EXERCISE BRIEF
Pull out every line below that contains the word "análisis".
***** EXTRACTED DATA *****
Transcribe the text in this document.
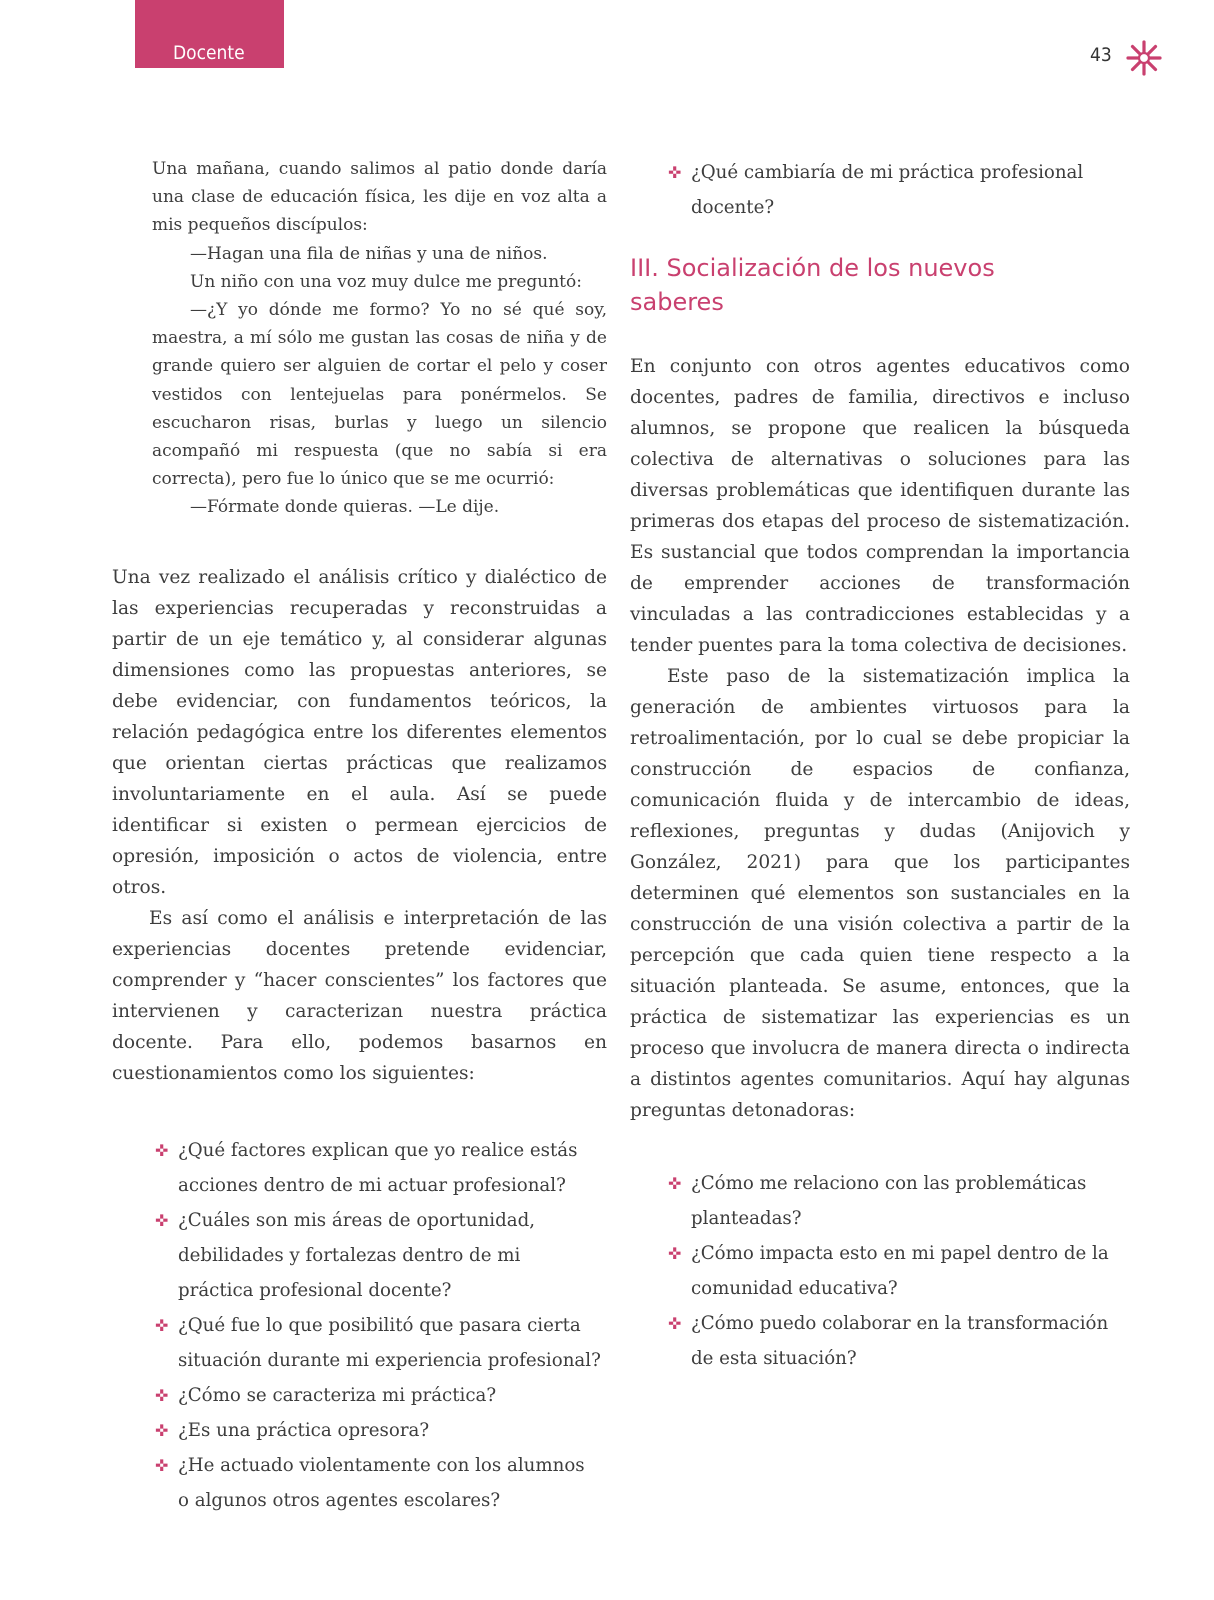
Docente	43

Una mañana, cuando salimos al patio donde daría una clase de educación física, les dije en voz alta a mis pequeños discípulos:

—Hagan una fila de niñas y una de niños.

Un niño con una voz muy dulce me preguntó:

—¿Y yo dónde me formo? Yo no sé qué soy, maestra, a mí sólo me gustan las cosas de niña y de grande quiero ser alguien de cortar el pelo y coser vestidos con lentejuelas para ponérmelos. Se escucharon risas, burlas y luego un silencio acompañó mi respuesta (que no sabía si era correcta), pero fue lo único que se me ocurrió:

—Fórmate donde quieras. —Le dije.

Una vez realizado el análisis crítico y dialéctico de las experiencias recuperadas y reconstruidas a partir de un eje temático y, al considerar algunas dimensiones como las propuestas anteriores, se debe evidenciar, con fundamentos teóricos, la relación pedagógica entre los diferentes elementos que orientan ciertas prácticas que realizamos involuntariamente en el aula. Así se puede identificar si existen o permean ejercicios de opresión, imposición o actos de violencia, entre otros.

Es así como el análisis e interpretación de las experiencias docentes pretende evidenciar, comprender y “hacer conscientes” los factores que intervienen y caracterizan nuestra práctica docente. Para ello, podemos basarnos en cuestionamientos como los siguientes:

✜ ¿Qué factores explican que yo realice estás acciones dentro de mi actuar profesional?
✜ ¿Cuáles son mis áreas de oportunidad, debilidades y fortalezas dentro de mi práctica profesional docente?
✜ ¿Qué fue lo que posibilitó que pasara cierta situación durante mi experiencia profesional?
✜ ¿Cómo se caracteriza mi práctica?
✜ ¿Es una práctica opresora?
✜ ¿He actuado violentamente con los alumnos o algunos otros agentes escolares?
✜ ¿Qué cambiaría de mi práctica profesional docente?
III. Socialización de los nuevos saberes

En conjunto con otros agentes educativos como docentes, padres de familia, directivos e incluso alumnos, se propone que realicen la búsqueda colectiva de alternativas o soluciones para las diversas problemáticas que identifiquen durante las primeras dos etapas del proceso de sistematización. Es sustancial que todos comprendan la importancia de emprender acciones de transformación vinculadas a las contradicciones establecidas y a tender puentes para la toma colectiva de decisiones.

Este paso de la sistematización implica la generación de ambientes virtuosos para la retroalimentación, por lo cual se debe propiciar la construcción de espacios de confianza, comunicación fluida y de intercambio de ideas, reflexiones, preguntas y dudas (Anijovich y González, 2021) para que los participantes determinen qué elementos son sustanciales en la construcción de una visión colectiva a partir de la percepción que cada quien tiene respecto a la situación planteada. Se asume, entonces, que la práctica de sistematizar las experiencias es un proceso que involucra de manera directa o indirecta a distintos agentes comunitarios. Aquí hay algunas preguntas detonadoras:

✜ ¿Cómo me relaciono con las problemáticas planteadas?
✜ ¿Cómo impacta esto en mi papel dentro de la comunidad educativa?
✜ ¿Cómo puedo colaborar en la transformación de esta situación?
*****
WRITTEN RESPONSE
Una vez realizado el análisis crítico y dialéctico de las experiencias recuperadas y reconstruidas a partir de un eje temático y, al considerar algunas dimensiones como las propuestas anteriores, se debe evidenciar, con fundamentos teóricos, la relación pedagógica entre los diferentes elementos que orientan ciertas prácticas que realizamos involuntariamente en el aula. Así se puede identificar si existen o permean ejercicios de opresión, imposición o actos de violencia, entre otros.
Es así como el análisis e interpretación de las experiencias docentes pretende evidenciar, comprender y “hacer conscientes” los factores que intervienen y caracterizan nuestra práctica docente. Para ello, podemos basarnos en cuestionamientos como los siguientes:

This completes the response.